§ **Work required**
Where a line contains the word "Written", copy that line in full.

(Data records)

--- --- ---

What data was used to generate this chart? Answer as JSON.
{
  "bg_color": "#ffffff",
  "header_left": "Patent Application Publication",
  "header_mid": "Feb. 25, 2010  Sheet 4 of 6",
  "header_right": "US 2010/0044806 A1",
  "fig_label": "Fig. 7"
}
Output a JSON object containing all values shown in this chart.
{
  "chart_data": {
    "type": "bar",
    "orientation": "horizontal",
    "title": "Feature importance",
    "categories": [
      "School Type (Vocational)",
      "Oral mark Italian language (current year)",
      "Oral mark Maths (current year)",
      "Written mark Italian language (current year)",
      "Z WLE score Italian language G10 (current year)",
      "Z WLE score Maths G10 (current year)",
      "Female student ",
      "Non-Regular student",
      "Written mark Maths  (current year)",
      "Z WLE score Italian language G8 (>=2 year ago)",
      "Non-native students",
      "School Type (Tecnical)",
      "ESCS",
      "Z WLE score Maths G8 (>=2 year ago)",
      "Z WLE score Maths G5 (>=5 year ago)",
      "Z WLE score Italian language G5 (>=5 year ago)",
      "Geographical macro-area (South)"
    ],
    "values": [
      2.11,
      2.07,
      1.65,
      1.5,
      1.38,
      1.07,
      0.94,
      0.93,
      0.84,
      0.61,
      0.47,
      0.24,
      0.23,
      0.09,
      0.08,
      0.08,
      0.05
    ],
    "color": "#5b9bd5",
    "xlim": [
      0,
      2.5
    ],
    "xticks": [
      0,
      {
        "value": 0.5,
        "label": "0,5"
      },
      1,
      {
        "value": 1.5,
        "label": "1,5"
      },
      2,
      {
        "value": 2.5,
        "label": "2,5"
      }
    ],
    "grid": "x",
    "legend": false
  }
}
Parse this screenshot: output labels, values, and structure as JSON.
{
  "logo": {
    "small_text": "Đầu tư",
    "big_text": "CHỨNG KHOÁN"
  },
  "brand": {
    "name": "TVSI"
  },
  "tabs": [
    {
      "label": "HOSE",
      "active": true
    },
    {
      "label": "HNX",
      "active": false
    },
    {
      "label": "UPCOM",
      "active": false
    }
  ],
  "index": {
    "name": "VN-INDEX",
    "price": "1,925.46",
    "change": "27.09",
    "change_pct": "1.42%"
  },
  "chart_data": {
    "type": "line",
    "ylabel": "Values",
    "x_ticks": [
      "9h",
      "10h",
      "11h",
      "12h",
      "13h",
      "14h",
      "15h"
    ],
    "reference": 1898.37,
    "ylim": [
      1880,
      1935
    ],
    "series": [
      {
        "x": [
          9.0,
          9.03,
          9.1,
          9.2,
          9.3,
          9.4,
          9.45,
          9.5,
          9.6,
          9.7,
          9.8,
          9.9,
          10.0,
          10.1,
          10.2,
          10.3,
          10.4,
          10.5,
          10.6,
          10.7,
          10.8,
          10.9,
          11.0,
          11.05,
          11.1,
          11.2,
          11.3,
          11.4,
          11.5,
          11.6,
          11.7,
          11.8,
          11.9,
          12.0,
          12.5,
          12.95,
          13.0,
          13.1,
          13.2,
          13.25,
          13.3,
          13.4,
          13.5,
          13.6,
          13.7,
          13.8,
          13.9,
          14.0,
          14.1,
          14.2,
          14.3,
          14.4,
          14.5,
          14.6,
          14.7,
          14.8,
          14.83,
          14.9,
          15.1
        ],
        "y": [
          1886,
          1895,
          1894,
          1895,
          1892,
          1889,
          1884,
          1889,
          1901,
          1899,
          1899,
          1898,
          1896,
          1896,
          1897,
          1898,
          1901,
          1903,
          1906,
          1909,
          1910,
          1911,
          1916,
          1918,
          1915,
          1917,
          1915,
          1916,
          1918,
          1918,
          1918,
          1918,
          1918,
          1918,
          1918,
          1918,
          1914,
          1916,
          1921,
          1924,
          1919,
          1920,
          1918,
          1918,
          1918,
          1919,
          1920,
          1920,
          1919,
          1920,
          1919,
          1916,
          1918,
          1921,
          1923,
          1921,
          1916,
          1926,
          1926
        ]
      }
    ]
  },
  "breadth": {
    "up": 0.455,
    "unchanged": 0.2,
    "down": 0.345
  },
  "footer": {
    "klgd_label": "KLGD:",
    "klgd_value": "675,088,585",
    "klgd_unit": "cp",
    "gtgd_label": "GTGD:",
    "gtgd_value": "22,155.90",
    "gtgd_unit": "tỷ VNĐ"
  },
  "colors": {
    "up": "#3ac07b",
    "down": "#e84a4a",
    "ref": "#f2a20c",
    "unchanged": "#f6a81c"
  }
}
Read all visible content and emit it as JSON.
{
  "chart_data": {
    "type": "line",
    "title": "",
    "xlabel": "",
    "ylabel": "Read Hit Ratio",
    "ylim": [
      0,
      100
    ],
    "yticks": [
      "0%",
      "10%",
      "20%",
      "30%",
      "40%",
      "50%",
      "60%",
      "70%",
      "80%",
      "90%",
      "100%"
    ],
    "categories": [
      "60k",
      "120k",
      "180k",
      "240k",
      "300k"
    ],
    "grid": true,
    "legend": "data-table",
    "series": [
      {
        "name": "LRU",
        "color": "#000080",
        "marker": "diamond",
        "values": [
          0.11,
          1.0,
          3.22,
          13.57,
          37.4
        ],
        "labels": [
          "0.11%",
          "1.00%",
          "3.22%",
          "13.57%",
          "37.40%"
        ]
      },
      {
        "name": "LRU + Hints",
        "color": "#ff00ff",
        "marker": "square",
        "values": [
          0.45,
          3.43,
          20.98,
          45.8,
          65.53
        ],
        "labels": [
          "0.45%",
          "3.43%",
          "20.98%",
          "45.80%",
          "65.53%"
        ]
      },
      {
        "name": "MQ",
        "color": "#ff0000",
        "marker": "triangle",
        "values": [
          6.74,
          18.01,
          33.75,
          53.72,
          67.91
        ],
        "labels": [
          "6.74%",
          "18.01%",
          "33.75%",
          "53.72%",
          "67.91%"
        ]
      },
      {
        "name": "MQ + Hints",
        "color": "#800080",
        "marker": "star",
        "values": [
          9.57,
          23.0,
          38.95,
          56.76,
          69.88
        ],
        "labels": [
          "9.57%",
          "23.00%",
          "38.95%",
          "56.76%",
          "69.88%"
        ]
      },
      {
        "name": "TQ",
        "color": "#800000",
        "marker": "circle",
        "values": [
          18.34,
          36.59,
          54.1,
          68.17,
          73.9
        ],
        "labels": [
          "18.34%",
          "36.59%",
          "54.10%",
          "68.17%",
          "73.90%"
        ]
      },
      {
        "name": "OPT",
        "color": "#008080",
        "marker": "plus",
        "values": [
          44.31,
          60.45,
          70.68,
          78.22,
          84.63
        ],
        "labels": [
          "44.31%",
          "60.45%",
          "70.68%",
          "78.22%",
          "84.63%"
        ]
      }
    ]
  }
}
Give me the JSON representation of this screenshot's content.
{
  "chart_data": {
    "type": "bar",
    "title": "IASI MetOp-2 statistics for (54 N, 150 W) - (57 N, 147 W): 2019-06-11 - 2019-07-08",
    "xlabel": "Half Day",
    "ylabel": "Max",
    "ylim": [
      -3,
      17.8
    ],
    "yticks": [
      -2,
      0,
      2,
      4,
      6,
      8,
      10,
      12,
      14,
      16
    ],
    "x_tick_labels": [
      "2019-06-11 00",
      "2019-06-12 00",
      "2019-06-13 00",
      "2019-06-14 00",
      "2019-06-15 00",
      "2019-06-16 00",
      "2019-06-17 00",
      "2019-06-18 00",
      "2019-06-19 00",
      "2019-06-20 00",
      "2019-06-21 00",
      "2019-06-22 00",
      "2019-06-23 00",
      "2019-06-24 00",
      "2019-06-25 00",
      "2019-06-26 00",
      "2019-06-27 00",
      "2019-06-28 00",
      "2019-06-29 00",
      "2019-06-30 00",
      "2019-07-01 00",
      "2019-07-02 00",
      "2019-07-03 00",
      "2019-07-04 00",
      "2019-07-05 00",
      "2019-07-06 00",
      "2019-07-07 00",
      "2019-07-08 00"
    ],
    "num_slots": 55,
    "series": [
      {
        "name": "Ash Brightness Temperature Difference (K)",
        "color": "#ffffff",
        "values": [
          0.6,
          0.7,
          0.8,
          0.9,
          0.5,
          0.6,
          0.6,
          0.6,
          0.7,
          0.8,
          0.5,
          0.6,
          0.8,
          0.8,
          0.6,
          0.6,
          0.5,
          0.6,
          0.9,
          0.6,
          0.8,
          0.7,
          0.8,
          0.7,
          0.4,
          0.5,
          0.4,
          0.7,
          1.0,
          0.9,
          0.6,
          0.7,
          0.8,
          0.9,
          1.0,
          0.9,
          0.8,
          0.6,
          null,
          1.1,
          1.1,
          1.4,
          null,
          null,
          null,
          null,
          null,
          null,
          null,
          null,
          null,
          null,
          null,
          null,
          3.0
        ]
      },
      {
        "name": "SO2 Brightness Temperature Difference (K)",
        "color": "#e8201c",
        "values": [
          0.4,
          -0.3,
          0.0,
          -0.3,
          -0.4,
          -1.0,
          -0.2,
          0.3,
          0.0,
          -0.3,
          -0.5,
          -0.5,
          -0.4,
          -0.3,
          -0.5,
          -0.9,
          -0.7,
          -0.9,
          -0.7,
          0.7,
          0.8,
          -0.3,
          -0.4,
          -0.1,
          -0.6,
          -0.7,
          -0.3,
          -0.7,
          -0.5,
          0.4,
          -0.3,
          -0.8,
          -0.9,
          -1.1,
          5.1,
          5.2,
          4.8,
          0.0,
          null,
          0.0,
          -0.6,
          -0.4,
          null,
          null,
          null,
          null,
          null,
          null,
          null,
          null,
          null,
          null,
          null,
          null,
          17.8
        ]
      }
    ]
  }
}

--- --- ---

§ **Task result**
      "Written mark Italian language (current year)",
      "Written mark Maths  (current year)",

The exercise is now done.